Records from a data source
****************************************
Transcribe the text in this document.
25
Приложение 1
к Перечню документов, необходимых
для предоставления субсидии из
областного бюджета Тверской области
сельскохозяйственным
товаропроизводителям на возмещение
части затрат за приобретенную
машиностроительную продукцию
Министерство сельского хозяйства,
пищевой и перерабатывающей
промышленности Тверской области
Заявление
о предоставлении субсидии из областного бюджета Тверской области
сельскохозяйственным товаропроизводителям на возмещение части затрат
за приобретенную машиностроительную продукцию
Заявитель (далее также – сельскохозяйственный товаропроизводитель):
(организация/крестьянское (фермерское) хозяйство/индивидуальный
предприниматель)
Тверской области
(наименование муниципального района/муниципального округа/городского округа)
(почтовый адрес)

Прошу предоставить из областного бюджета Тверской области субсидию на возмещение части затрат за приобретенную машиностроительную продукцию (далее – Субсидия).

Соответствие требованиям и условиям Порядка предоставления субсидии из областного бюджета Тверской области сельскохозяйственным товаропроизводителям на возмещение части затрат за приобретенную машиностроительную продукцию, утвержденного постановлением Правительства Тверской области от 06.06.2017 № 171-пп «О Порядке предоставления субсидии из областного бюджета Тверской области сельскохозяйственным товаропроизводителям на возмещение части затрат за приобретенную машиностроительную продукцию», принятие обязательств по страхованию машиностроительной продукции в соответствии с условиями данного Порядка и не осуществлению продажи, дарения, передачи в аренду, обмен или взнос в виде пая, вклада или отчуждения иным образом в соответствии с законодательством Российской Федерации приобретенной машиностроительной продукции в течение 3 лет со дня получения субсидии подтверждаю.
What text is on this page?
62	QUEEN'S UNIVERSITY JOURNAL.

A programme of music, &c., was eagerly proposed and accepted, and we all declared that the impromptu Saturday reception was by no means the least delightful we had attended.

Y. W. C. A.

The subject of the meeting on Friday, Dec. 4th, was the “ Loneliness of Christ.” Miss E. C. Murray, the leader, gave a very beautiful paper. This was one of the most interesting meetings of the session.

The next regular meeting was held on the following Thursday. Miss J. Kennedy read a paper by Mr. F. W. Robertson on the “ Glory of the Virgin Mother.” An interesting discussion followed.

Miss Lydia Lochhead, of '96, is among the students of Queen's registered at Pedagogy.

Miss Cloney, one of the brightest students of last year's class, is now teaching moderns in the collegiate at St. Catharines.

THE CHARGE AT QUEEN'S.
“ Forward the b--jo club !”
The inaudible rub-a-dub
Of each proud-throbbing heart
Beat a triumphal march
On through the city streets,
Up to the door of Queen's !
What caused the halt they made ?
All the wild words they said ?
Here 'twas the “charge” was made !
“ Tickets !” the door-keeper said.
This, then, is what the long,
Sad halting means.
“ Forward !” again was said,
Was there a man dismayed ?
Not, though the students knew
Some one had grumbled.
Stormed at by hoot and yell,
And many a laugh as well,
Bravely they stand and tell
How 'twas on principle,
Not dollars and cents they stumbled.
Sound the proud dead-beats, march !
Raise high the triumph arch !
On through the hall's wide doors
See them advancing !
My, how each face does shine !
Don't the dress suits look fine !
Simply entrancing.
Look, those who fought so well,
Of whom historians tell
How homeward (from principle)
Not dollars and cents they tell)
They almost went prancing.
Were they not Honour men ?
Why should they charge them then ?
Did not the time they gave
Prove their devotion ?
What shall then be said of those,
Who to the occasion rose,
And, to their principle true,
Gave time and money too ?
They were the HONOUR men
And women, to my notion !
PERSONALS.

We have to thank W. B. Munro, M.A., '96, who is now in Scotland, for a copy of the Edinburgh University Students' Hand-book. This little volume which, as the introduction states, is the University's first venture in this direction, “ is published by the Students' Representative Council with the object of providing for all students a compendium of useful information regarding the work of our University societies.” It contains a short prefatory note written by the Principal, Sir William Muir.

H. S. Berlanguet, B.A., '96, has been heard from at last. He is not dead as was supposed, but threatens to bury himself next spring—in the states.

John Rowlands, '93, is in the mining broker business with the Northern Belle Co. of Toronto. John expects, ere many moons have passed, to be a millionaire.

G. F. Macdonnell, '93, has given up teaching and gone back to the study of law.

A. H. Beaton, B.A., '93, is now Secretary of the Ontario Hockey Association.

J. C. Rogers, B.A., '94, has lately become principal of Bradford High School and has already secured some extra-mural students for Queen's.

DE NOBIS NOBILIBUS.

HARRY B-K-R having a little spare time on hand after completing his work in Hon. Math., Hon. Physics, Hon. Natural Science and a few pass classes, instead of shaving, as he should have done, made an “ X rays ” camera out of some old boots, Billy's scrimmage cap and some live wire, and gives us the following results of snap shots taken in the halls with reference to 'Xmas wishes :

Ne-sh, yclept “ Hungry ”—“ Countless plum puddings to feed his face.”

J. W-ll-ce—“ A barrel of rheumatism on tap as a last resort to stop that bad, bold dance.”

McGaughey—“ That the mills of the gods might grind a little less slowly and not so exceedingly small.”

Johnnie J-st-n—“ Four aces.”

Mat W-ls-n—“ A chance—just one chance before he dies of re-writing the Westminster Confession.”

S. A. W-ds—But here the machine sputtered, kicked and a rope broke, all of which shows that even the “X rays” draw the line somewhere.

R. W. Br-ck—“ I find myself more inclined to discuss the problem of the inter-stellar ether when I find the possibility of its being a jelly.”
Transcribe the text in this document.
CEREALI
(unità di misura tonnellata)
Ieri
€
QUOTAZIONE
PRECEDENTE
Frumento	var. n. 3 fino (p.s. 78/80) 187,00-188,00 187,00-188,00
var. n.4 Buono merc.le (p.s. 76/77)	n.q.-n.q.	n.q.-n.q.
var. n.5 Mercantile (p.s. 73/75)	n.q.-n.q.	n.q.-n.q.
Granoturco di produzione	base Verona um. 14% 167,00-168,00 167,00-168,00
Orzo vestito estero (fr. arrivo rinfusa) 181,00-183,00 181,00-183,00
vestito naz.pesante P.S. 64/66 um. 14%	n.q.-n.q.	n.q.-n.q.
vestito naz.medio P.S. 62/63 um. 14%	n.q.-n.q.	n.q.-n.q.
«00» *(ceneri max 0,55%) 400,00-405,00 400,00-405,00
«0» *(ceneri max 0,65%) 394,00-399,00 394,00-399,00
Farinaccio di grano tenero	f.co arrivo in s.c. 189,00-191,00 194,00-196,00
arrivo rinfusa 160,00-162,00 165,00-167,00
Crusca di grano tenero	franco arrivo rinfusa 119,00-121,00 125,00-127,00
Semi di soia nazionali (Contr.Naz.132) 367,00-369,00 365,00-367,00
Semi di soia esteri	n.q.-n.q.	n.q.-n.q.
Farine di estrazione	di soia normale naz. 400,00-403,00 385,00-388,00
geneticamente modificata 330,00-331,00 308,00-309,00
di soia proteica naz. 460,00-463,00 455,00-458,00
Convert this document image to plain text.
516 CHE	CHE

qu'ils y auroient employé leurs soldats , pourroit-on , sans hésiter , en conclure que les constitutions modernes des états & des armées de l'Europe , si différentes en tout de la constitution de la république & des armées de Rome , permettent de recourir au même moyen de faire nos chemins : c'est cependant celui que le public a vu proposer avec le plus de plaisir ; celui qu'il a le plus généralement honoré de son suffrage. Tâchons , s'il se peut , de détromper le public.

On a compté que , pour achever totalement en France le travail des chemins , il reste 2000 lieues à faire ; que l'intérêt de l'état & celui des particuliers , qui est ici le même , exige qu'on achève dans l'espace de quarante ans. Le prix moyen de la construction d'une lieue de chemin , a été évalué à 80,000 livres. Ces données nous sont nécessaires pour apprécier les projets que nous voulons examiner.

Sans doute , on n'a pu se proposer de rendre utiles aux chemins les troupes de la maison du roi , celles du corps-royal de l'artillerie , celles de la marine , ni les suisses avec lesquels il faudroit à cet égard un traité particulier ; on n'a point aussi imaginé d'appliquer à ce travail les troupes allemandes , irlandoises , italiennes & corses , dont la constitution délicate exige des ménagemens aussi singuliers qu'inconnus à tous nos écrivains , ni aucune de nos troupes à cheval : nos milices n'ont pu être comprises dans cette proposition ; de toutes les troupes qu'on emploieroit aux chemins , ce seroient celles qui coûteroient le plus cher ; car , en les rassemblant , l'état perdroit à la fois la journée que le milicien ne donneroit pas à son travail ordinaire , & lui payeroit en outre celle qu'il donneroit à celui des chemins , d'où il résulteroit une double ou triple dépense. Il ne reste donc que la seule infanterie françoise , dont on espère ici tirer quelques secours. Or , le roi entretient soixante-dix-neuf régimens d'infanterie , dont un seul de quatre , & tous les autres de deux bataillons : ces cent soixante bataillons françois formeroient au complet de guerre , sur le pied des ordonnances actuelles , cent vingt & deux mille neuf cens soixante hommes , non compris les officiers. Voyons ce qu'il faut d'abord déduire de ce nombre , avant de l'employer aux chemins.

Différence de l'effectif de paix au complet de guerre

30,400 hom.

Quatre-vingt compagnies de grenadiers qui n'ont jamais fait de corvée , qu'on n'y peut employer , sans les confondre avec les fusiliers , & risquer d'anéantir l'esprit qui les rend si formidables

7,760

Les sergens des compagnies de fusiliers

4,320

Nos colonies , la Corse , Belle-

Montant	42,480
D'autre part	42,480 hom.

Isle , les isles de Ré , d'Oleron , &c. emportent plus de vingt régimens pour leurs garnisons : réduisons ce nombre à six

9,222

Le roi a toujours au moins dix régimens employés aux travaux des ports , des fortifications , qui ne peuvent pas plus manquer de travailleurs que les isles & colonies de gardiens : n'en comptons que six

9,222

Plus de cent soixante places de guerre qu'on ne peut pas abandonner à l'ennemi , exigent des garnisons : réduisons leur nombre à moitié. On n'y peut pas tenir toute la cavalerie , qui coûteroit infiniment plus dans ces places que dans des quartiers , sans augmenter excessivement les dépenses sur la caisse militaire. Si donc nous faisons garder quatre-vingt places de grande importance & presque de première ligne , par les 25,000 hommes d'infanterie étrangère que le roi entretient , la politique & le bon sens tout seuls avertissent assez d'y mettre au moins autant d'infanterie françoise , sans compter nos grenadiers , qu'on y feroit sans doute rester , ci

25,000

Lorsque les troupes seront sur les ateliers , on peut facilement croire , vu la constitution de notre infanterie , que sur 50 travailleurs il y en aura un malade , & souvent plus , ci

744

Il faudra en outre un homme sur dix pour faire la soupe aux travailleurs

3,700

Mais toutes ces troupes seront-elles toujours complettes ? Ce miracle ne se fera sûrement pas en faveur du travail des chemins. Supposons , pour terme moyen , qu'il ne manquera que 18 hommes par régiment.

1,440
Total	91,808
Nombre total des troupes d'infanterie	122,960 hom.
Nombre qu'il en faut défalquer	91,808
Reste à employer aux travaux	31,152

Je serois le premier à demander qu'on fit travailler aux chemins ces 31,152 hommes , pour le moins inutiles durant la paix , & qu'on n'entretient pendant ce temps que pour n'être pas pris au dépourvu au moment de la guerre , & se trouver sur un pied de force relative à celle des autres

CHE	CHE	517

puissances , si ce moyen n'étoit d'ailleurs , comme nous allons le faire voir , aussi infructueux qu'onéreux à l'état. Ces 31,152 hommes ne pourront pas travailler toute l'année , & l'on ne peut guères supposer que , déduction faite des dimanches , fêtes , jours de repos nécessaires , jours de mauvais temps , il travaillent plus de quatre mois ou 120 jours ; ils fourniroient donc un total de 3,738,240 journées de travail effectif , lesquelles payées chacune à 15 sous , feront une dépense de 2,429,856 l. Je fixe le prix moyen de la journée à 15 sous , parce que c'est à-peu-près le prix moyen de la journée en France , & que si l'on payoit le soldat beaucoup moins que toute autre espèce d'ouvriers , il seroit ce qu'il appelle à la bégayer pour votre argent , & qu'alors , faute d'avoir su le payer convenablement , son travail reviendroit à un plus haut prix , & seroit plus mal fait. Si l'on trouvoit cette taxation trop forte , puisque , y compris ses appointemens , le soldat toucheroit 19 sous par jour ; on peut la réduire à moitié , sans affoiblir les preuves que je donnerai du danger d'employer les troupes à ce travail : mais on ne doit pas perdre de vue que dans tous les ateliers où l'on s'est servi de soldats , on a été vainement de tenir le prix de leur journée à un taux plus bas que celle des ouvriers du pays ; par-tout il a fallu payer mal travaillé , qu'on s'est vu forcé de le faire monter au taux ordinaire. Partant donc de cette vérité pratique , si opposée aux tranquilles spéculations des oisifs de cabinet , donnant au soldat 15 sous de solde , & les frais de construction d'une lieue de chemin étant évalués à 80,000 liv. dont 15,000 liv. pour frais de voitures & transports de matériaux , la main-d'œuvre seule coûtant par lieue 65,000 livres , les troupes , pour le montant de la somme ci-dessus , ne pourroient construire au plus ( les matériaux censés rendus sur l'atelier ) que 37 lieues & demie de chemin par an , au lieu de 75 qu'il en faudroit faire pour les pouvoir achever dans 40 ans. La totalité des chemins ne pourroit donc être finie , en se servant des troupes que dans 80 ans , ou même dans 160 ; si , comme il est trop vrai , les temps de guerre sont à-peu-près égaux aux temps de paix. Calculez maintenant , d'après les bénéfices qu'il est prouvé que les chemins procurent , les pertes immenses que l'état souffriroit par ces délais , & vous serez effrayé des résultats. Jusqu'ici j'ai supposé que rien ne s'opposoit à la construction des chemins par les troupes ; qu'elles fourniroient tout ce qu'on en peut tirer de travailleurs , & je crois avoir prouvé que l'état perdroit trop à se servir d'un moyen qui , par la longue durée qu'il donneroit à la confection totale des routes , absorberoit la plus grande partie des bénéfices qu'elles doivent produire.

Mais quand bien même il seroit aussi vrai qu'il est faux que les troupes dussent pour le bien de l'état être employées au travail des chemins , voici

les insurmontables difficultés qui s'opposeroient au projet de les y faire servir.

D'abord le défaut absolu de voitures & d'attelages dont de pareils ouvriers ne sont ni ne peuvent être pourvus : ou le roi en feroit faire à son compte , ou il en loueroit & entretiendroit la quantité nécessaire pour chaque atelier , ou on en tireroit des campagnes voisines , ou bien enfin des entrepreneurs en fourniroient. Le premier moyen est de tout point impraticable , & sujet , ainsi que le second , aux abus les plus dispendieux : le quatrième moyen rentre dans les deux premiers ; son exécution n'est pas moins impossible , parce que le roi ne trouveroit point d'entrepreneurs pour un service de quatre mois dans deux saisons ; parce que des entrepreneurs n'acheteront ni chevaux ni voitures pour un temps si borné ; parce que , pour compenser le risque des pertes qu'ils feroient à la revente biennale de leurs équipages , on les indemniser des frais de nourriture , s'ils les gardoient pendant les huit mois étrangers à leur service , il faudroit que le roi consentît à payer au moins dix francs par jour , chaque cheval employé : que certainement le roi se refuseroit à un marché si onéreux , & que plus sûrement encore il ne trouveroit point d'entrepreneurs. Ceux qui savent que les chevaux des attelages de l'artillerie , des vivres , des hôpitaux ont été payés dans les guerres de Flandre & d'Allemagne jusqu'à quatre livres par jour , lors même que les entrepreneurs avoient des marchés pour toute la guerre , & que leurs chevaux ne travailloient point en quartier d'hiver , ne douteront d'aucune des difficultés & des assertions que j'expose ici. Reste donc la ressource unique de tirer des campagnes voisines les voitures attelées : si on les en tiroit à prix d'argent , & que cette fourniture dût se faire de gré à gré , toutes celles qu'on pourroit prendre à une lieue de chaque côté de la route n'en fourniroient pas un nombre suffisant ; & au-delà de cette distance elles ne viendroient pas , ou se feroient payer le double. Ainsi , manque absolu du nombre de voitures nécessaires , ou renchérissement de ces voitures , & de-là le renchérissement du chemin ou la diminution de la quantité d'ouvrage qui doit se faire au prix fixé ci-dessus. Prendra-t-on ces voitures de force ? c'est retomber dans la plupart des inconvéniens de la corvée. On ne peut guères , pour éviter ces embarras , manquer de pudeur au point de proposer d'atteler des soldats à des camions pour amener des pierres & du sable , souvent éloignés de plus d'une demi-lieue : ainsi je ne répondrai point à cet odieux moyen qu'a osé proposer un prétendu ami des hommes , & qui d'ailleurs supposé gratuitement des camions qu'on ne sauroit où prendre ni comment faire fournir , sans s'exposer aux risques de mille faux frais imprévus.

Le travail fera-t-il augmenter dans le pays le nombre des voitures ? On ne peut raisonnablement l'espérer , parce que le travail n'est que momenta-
****************************************
● **Given problem**
Pull out all lines in the data above that include "time".

● **Exercise answer**
Did not the time they gave
Gave time and money too ?
HARRY B-K-R having a little spare time on hand after completing his work in Hon. Math., Hon. Physics, Hon. Natural Science and a few pass classes, instead of shaving, as he should have done, made an “ X rays ” camera out of some old boots, Billy's scrimmage cap and some live wire, and gives us the following results of snap shots taken in the halls with reference to 'Xmas wishes :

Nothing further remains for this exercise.